Data entries for graphics:

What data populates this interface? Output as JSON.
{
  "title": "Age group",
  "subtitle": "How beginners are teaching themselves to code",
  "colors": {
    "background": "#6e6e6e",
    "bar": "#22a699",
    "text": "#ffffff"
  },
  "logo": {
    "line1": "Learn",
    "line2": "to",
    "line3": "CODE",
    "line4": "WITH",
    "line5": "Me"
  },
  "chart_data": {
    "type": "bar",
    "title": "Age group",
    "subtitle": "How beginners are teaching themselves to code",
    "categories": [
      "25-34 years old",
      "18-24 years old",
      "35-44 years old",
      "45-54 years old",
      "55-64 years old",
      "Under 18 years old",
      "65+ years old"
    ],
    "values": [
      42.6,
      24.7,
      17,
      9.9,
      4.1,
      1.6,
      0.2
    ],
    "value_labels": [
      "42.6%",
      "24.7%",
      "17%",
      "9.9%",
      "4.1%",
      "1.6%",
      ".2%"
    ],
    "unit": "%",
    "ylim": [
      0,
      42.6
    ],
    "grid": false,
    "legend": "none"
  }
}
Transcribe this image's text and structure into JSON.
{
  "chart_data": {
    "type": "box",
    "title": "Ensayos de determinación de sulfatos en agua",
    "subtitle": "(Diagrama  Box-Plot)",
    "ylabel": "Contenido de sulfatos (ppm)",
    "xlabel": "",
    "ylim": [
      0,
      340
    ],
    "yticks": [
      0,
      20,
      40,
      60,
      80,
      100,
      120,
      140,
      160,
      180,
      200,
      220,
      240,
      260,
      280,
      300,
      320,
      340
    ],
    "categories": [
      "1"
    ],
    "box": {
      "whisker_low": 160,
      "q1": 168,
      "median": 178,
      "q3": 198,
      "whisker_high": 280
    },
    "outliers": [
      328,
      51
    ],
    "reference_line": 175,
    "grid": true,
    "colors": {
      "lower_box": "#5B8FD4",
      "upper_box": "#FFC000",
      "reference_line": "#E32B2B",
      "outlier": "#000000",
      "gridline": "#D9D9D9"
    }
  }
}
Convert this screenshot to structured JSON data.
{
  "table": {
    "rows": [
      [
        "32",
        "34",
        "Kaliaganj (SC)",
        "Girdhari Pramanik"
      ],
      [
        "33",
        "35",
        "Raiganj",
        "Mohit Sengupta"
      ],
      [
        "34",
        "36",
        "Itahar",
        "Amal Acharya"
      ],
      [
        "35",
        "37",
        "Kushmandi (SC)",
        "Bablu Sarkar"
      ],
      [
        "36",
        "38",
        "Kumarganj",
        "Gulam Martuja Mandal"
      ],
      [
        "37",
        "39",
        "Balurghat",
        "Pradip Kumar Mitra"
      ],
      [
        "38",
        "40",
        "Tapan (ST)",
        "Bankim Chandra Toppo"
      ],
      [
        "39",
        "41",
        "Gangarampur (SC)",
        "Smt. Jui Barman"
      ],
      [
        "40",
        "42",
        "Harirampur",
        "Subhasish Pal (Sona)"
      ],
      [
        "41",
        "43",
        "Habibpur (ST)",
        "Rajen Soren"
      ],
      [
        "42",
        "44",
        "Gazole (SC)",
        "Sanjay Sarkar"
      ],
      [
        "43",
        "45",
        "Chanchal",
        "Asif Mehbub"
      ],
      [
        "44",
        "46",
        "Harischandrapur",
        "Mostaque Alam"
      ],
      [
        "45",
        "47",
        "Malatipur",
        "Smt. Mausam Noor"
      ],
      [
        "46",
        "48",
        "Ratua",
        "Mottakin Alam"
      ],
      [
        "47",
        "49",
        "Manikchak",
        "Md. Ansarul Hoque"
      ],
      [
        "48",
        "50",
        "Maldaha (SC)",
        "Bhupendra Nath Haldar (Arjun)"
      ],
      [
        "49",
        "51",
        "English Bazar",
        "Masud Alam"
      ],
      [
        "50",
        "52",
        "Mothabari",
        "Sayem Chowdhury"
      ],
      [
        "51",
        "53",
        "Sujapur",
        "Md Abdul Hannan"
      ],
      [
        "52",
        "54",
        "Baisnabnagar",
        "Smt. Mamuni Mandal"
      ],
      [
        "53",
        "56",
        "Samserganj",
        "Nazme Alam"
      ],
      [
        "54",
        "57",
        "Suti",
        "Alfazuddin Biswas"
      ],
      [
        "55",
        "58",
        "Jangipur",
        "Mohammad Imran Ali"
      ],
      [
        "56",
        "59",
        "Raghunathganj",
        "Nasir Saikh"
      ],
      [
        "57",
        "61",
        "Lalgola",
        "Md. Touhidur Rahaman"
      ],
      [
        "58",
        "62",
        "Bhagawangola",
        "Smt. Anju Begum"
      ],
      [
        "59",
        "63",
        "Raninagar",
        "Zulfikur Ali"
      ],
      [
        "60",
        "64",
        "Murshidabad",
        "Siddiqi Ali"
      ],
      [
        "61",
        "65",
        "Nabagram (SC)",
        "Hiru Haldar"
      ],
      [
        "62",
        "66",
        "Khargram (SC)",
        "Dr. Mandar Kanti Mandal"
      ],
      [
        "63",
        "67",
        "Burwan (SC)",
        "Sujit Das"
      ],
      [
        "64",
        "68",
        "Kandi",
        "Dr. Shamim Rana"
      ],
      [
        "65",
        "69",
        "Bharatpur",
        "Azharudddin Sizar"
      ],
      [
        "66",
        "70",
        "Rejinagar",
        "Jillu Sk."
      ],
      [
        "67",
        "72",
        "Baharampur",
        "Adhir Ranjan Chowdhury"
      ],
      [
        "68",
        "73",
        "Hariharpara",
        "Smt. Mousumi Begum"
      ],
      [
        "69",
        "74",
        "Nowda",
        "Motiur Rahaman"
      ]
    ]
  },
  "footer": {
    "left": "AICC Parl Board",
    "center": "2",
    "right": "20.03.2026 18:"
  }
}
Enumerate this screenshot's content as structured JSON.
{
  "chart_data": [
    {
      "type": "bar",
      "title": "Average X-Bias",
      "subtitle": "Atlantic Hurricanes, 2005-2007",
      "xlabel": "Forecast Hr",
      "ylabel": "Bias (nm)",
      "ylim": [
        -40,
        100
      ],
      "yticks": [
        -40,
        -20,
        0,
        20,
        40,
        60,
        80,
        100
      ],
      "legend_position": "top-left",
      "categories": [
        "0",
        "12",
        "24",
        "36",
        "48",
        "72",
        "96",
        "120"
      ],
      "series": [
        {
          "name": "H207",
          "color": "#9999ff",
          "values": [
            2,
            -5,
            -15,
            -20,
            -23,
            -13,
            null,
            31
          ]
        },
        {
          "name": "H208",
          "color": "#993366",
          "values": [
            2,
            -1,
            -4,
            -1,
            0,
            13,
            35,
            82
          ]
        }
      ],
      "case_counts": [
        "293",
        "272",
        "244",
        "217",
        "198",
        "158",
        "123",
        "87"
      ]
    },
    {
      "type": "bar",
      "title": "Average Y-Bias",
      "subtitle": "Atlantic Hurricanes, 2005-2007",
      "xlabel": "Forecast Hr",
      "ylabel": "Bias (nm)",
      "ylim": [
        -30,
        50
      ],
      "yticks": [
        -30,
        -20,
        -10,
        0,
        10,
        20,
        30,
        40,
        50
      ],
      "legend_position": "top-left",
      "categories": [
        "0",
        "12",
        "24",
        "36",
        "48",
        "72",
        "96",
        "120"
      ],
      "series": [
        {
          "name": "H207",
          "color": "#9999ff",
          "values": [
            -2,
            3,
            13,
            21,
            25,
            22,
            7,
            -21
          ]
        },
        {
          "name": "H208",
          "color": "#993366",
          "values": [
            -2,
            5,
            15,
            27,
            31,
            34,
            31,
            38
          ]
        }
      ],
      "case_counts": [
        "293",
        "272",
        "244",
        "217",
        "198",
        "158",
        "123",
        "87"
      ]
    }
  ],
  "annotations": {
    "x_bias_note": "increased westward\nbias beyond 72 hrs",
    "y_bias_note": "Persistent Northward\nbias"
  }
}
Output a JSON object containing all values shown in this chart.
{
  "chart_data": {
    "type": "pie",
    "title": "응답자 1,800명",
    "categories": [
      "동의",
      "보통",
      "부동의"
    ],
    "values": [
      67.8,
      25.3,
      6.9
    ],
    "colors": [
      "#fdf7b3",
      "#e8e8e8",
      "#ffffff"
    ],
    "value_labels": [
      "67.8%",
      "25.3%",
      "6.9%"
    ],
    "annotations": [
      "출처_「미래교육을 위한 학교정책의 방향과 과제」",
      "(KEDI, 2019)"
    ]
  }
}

_Prompt_
Work through the records line by line and tally those with the word "Haldar". Report only the total.

_Task solution_
2